Put every line of the entries below into a Markdown table with the columns "Row" and "Line," numbering the rows in order and omitting blank lines.

Layout element annotations
========================================
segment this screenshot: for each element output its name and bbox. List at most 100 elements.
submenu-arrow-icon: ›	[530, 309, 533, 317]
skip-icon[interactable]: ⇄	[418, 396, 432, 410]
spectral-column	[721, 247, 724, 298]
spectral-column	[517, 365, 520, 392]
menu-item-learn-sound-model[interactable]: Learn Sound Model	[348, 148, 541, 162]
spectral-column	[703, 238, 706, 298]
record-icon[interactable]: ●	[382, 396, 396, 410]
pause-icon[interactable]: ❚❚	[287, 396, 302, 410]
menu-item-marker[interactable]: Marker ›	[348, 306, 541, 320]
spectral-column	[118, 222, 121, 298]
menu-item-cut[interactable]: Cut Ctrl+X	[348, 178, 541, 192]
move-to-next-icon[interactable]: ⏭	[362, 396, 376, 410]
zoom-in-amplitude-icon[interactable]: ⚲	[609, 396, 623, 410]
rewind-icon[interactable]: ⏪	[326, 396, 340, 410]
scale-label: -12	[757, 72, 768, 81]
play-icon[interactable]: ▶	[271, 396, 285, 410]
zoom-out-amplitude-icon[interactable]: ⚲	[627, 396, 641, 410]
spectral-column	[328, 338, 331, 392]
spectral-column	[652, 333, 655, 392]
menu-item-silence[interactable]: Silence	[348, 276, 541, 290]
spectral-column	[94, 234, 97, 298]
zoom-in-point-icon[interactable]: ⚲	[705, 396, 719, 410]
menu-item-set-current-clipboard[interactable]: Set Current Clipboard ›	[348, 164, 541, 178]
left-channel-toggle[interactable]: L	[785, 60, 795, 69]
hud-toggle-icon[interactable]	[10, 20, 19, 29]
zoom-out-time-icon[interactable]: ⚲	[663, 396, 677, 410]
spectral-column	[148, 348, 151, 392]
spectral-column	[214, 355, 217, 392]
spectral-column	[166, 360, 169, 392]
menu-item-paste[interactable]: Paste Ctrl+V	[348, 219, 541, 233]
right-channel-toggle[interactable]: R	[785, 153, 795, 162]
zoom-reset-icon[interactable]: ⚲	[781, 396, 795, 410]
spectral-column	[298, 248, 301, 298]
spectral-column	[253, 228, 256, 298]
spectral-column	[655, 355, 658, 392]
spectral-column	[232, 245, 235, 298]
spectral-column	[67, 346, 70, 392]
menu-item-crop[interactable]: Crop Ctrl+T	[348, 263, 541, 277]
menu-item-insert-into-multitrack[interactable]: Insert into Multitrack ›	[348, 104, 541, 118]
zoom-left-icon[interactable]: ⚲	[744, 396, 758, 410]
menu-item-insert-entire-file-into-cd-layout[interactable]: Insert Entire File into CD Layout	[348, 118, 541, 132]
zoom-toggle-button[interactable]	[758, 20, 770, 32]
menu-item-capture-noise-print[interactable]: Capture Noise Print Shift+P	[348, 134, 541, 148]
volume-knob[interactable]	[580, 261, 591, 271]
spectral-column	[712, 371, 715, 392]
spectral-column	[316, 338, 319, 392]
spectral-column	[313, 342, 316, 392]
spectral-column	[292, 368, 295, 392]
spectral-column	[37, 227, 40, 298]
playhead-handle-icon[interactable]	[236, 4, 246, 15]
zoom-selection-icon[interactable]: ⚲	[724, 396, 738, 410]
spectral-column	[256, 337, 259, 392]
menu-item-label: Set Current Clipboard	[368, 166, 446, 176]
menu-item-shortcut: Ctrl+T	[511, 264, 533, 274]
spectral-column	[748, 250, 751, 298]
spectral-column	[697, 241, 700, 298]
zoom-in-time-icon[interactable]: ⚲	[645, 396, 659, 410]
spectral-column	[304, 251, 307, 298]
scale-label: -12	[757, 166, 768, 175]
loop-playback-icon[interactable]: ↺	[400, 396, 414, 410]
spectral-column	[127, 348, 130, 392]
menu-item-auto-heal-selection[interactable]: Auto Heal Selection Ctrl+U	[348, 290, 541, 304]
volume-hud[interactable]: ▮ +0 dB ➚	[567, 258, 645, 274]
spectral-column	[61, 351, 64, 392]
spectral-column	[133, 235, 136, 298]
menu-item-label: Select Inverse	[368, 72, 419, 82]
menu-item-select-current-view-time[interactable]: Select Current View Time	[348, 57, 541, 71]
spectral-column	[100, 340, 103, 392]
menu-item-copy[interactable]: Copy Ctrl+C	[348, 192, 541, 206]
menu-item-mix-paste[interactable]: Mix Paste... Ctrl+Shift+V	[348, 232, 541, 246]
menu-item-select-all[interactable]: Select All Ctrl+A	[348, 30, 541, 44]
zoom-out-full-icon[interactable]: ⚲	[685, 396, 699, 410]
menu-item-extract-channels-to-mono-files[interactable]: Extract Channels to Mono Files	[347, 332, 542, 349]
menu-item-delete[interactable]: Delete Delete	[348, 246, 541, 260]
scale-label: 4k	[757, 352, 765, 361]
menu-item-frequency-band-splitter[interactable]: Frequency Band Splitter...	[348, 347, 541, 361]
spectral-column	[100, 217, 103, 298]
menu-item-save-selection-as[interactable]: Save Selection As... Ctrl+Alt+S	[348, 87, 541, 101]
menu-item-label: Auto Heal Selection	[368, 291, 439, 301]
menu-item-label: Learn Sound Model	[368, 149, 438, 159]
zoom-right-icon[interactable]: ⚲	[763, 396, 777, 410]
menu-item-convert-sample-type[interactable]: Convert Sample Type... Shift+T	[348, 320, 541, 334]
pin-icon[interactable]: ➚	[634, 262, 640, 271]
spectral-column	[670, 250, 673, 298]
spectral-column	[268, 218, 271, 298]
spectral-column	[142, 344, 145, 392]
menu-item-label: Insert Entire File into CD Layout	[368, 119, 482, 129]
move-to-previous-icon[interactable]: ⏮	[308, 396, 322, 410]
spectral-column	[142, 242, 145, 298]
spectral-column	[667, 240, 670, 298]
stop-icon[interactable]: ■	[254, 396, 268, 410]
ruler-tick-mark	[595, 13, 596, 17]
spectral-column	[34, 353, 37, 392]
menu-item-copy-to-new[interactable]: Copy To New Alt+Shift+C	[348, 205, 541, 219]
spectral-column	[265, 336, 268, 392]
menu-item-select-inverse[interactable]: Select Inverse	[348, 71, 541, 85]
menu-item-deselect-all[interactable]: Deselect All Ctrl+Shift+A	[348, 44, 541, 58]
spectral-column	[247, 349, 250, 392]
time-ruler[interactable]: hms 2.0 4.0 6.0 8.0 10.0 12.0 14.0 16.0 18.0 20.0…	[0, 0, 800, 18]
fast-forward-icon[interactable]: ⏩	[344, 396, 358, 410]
========================================
FULL RESPONSE =>
| Row | Line |
|---|---|
| 1 | segment this screenshot: for each element output its name and bbox. List at most 100 elements. |
| 2 | submenu-arrow-icon: ›	[530, 309, 533, 317] |
| 3 | skip-icon[interactable]: ⇄	[418, 396, 432, 410] |
| 4 | spectral-column	[721, 247, 724, 298] |
| 5 | spectral-column	[517, 365, 520, 392] |
| 6 | menu-item-learn-sound-model[interactable]: Learn Sound Model	[348, 148, 541, 162] |
| 7 | spectral-column	[703, 238, 706, 298] |
| 8 | record-icon[interactable]: ●	[382, 396, 396, 410] |
| 9 | pause-icon[interactable]: ❚❚	[287, 396, 302, 410] |
| 10 | menu-item-marker[interactable]: Marker ›	[348, 306, 541, 320] |
| 11 | spectral-column	[118, 222, 121, 298] |
| 12 | menu-item-cut[interactable]: Cut Ctrl+X	[348, 178, 541, 192] |
| 13 | move-to-next-icon[interactable]: ⏭	[362, 396, 376, 410] |
| 14 | zoom-in-amplitude-icon[interactable]: ⚲	[609, 396, 623, 410] |
| 15 | rewind-icon[interactable]: ⏪	[326, 396, 340, 410] |
| 16 | scale-label: -12	[757, 72, 768, 81] |
| 17 | play-icon[interactable]: ▶	[271, 396, 285, 410] |
| 18 | zoom-out-amplitude-icon[interactable]: ⚲	[627, 396, 641, 410] |
| 19 | spectral-column	[328, 338, 331, 392] |
| 20 | spectral-column	[652, 333, 655, 392] |
| 21 | menu-item-silence[interactable]: Silence	[348, 276, 541, 290] |
| 22 | spectral-column	[94, 234, 97, 298] |
| 23 | zoom-in-point-icon[interactable]: ⚲	[705, 396, 719, 410] |
| 24 | menu-item-set-current-clipboard[interactable]: Set Current Clipboard ›	[348, 164, 541, 178] |
| 25 | left-channel-toggle[interactable]: L	[785, 60, 795, 69] |
| 26 | hud-toggle-icon[interactable]	[10, 20, 19, 29] |
| 27 | zoom-out-time-icon[interactable]: ⚲	[663, 396, 677, 410] |
| 28 | spectral-column	[148, 348, 151, 392] |
| 29 | spectral-column	[214, 355, 217, 392] |
| 30 | spectral-column	[166, 360, 169, 392] |
| 31 | menu-item-paste[interactable]: Paste Ctrl+V	[348, 219, 541, 233] |
| 32 | right-channel-toggle[interactable]: R	[785, 153, 795, 162] |
| 33 | zoom-reset-icon[interactable]: ⚲	[781, 396, 795, 410] |
| 34 | spectral-column	[298, 248, 301, 298] |
| 35 | spectral-column	[253, 228, 256, 298] |
| 36 | spectral-column	[655, 355, 658, 392] |
| 37 | spectral-column	[232, 245, 235, 298] |
| 38 | spectral-column	[67, 346, 70, 392] |
| 39 | menu-item-crop[interactable]: Crop Ctrl+T	[348, 263, 541, 277] |
| 40 | menu-item-insert-into-multitrack[interactable]: Insert into Multitrack ›	[348, 104, 541, 118] |
| 41 | zoom-left-icon[interactable]: ⚲	[744, 396, 758, 410] |
| 42 | menu-item-insert-entire-file-into-cd-layout[interactable]: Insert Entire File into CD Layout	[348, 118, 541, 132] |
| 43 | zoom-toggle-button[interactable]	[758, 20, 770, 32] |
| 44 | menu-item-capture-noise-print[interactable]: Capture Noise Print Shift+P	[348, 134, 541, 148] |
| 45 | volume-knob[interactable]	[580, 261, 591, 271] |
| 46 | spectral-column	[712, 371, 715, 392] |
| 47 | spectral-column	[316, 338, 319, 392] |
| 48 | spectral-column	[313, 342, 316, 392] |
| 49 | spectral-column	[292, 368, 295, 392] |
| 50 | spectral-column	[37, 227, 40, 298] |
| 51 | playhead-handle-icon[interactable]	[236, 4, 246, 15] |
| 52 | zoom-selection-icon[interactable]: ⚲	[724, 396, 738, 410] |
| 53 | spectral-column	[256, 337, 259, 392] |
| 54 | menu-item-label: Set Current Clipboard	[368, 166, 446, 176] |
| 55 | menu-item-shortcut: Ctrl+T	[511, 264, 533, 274] |
| 56 | spectral-column	[748, 250, 751, 298] |
| 57 | spectral-column	[697, 241, 700, 298] |
| 58 | zoom-in-time-icon[interactable]: ⚲	[645, 396, 659, 410] |
| 59 | spectral-column	[304, 251, 307, 298] |
| 60 | scale-label: -12	[757, 166, 768, 175] |
| 61 | loop-playback-icon[interactable]: ↺	[400, 396, 414, 410] |
| 62 | spectral-column	[127, 348, 130, 392] |
| 63 | menu-item-auto-heal-selection[interactable]: Auto Heal Selection Ctrl+U	[348, 290, 541, 304] |
| 64 | volume-hud[interactable]: ▮ +0 dB ➚	[567, 258, 645, 274] |
| 65 | spectral-column	[61, 351, 64, 392] |
| 66 | spectral-column	[133, 235, 136, 298] |
| 67 | menu-item-label: Select Inverse	[368, 72, 419, 82] |
| 68 | menu-item-select-current-view-time[interactable]: Select Current View Time	[348, 57, 541, 71] |
| 69 | spectral-column	[100, 340, 103, 392] |
| 70 | menu-item-copy[interactable]: Copy Ctrl+C	[348, 192, 541, 206] |
| 71 | menu-item-mix-paste[interactable]: Mix Paste... Ctrl+Shift+V	[348, 232, 541, 246] |
| 72 | menu-item-select-all[interactable]: Select All Ctrl+A	[348, 30, 541, 44] |
| 73 | zoom-out-full-icon[interactable]: ⚲	[685, 396, 699, 410] |
| 74 | menu-item-extract-channels-to-mono-files[interactable]: Extract Channels to Mono Files	[347, 332, 542, 349] |
| 75 | menu-item-delete[interactable]: Delete Delete	[348, 246, 541, 260] |
| 76 | scale-label: 4k	[757, 352, 765, 361] |
| 77 | menu-item-frequency-band-splitter[interactable]: Frequency Band Splitter...	[348, 347, 541, 361] |
| 78 | spectral-column	[100, 217, 103, 298] |
| 79 | menu-item-save-selection-as[interactable]: Save Selection As... Ctrl+Alt+S	[348, 87, 541, 101] |
| 80 | menu-item-label: Auto Heal Selection	[368, 291, 439, 301] |
| 81 | menu-item-label: Learn Sound Model	[368, 149, 438, 159] |
| 82 | zoom-right-icon[interactable]: ⚲	[763, 396, 777, 410] |
| 83 | menu-item-convert-sample-type[interactable]: Convert Sample Type... Shift+T	[348, 320, 541, 334] |
| 84 | pin-icon[interactable]: ➚	[634, 262, 640, 271] |
| 85 | spectral-column	[670, 250, 673, 298] |
| 86 | spectral-column	[268, 218, 271, 298] |
| 87 | spectral-column	[142, 344, 145, 392] |
| 88 | menu-item-label: Insert Entire File into CD Layout	[368, 119, 482, 129] |
| 89 | move-to-previous-icon[interactable]: ⏮	[308, 396, 322, 410] |
| 90 | spectral-column	[142, 242, 145, 298] |
| 91 | spectral-column	[667, 240, 670, 298] |
| 92 | stop-icon[interactable]: ■	[254, 396, 268, 410] |
| 93 | ruler-tick-mark	[595, 13, 596, 17] |
| 94 | spectral-column	[34, 353, 37, 392] |
| 95 | menu-item-copy-to-new[interactable]: Copy To New Alt+Shift+C	[348, 205, 541, 219] |
| 96 | spectral-column	[265, 336, 268, 392] |
| 97 | menu-item-select-inverse[interactable]: Select Inverse	[348, 71, 541, 85] |
| 98 | menu-item-deselect-all[interactable]: Deselect All Ctrl+Shift+A	[348, 44, 541, 58] |
| 99 | spectral-column	[247, 349, 250, 392] |
| 100 | time-ruler[interactable]: hms 2.0 4.0 6.0 8.0 10.0 12.0 14.0 16.0 18.0 20.0…	[0, 0, 800, 18] |
| 101 | fast-forward-icon[interactable]: ⏩	[344, 396, 358, 410] |